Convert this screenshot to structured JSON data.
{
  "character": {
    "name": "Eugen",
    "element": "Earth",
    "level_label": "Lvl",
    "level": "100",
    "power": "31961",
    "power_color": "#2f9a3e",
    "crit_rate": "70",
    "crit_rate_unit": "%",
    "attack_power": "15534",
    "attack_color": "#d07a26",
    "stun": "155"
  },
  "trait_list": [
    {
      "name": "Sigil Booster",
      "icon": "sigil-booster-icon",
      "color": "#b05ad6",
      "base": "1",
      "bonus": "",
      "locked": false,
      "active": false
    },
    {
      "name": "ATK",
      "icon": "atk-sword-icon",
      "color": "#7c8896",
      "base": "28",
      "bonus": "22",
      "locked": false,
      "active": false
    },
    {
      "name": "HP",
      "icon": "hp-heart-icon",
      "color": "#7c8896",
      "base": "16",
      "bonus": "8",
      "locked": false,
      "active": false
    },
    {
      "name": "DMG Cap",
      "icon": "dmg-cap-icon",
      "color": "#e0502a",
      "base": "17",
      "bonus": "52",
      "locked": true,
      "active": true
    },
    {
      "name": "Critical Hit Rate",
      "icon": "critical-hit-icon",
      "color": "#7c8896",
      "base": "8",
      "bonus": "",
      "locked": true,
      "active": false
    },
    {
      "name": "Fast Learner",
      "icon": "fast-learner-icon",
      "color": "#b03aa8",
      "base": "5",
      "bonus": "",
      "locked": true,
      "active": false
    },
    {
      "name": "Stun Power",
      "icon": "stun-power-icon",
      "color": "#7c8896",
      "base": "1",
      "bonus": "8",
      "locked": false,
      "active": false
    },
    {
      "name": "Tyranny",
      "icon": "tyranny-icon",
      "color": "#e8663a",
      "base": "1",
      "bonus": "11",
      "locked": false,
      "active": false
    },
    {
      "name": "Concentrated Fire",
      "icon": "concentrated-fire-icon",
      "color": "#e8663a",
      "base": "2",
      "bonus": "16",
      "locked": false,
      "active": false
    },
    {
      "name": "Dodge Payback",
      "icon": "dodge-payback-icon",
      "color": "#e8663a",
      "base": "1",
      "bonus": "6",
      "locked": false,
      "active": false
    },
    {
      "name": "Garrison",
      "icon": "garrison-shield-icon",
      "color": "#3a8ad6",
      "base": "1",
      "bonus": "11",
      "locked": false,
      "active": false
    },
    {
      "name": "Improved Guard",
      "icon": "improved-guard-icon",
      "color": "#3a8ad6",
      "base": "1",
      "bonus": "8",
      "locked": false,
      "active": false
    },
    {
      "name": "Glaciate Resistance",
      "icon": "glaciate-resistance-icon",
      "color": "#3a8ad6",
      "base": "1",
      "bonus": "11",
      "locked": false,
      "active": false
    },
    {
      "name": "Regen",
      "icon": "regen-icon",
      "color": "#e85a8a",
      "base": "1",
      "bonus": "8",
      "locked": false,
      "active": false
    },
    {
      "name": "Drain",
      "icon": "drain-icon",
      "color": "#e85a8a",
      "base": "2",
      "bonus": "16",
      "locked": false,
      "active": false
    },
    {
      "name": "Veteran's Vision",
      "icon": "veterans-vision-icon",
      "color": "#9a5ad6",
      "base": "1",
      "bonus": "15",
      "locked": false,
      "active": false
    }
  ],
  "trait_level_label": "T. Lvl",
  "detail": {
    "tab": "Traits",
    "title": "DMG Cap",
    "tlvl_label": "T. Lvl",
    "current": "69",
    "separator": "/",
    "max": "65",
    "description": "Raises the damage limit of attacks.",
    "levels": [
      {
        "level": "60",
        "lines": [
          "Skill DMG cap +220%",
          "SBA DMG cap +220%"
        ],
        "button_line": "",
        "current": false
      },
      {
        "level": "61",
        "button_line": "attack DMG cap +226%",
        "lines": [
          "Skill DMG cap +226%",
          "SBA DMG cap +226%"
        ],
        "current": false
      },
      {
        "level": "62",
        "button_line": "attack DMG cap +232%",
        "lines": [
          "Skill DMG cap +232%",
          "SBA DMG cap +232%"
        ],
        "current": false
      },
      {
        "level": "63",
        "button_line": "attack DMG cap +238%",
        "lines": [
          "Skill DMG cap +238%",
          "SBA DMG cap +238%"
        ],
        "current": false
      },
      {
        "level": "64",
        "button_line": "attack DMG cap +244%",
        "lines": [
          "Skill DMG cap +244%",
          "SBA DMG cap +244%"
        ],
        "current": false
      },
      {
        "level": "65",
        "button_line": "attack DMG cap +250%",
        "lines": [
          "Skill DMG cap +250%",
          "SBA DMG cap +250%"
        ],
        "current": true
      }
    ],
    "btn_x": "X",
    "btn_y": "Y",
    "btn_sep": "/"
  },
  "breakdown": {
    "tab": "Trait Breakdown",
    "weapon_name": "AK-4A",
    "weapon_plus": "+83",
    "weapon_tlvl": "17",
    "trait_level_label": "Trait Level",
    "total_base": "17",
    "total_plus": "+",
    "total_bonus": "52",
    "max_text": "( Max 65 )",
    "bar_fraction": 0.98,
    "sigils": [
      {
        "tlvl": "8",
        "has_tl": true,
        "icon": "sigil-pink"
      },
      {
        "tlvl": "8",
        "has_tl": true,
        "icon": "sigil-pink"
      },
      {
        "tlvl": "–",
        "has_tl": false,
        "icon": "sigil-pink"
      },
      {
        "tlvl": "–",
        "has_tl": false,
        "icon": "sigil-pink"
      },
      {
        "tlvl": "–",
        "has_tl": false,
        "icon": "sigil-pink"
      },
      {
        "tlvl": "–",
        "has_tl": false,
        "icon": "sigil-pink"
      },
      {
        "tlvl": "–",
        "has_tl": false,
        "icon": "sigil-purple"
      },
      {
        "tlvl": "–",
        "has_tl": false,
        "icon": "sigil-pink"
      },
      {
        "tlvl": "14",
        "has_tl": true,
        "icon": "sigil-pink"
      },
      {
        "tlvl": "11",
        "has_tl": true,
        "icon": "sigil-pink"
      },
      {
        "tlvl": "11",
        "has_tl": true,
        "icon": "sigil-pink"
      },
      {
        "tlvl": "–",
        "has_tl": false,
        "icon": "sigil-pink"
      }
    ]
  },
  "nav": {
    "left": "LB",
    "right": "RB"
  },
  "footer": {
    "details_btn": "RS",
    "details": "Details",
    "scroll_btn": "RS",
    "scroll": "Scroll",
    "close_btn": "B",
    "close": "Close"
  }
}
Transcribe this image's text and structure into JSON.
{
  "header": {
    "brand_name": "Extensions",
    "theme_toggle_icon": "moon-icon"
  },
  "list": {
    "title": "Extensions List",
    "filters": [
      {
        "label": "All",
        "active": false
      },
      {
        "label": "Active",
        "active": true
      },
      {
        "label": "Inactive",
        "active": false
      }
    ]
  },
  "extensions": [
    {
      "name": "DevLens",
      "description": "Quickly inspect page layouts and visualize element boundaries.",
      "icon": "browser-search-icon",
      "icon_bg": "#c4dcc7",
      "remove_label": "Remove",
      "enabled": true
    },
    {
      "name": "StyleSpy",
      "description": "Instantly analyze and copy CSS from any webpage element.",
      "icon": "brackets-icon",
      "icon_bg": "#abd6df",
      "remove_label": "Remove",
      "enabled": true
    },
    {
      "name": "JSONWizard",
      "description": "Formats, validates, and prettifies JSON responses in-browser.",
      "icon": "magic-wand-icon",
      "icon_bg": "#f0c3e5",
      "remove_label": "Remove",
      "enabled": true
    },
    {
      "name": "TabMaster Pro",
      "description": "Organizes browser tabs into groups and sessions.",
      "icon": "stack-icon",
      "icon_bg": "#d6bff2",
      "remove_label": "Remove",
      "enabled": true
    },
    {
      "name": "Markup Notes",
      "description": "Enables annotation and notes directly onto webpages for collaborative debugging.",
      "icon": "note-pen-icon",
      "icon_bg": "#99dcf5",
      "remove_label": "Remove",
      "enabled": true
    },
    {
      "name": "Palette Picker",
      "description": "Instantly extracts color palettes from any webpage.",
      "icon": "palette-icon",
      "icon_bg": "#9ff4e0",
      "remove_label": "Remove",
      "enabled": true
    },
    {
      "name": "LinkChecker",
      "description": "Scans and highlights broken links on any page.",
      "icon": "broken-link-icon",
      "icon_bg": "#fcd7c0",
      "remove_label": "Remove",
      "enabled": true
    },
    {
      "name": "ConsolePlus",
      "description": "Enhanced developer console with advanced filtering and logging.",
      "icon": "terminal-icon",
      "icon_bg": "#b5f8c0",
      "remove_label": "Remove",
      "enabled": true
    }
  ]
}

┄┄┄┄┄┄

> **The request**
Count the lines above that contain the word "into", and give only that number.

> **Completed task**
2